*GOAL*. Restate the listing that follows word for word, without its pictures.

*EXERCISE MATERIAL*.
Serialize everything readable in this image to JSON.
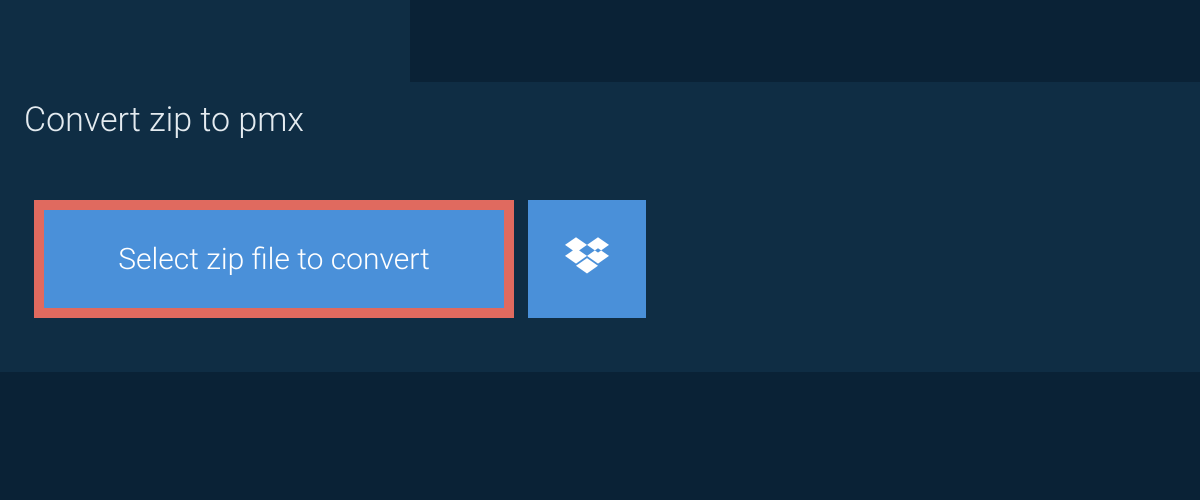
{
  "header": {
    "tab_label": "Convert zip to pmx"
  },
  "actions": {
    "select_file_label": "Select zip file to convert",
    "dropbox_icon_name": "dropbox-icon"
  },
  "colors": {
    "bg_dark": "#0a2236",
    "bg_panel": "#0f2d44",
    "button_blue": "#4a90d9",
    "highlight_border": "#e06a5f",
    "text_light": "#e4ebf0"
  }
}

*REPLY*.
Serialize everything readable in this image to JSON.
{
  "header": {
    "tab_label": "Convert zip to pmx"
  },
  "actions": {
    "select_file_label": "Select zip file to convert",
    "dropbox_icon_name": "dropbox-icon"
  },
  "colors": {
    "bg_dark": "#0a2236",
    "bg_panel": "#0f2d44",
    "button_blue": "#4a90d9",
    "highlight_border": "#e06a5f",
    "text_light": "#e4ebf0"
  }
}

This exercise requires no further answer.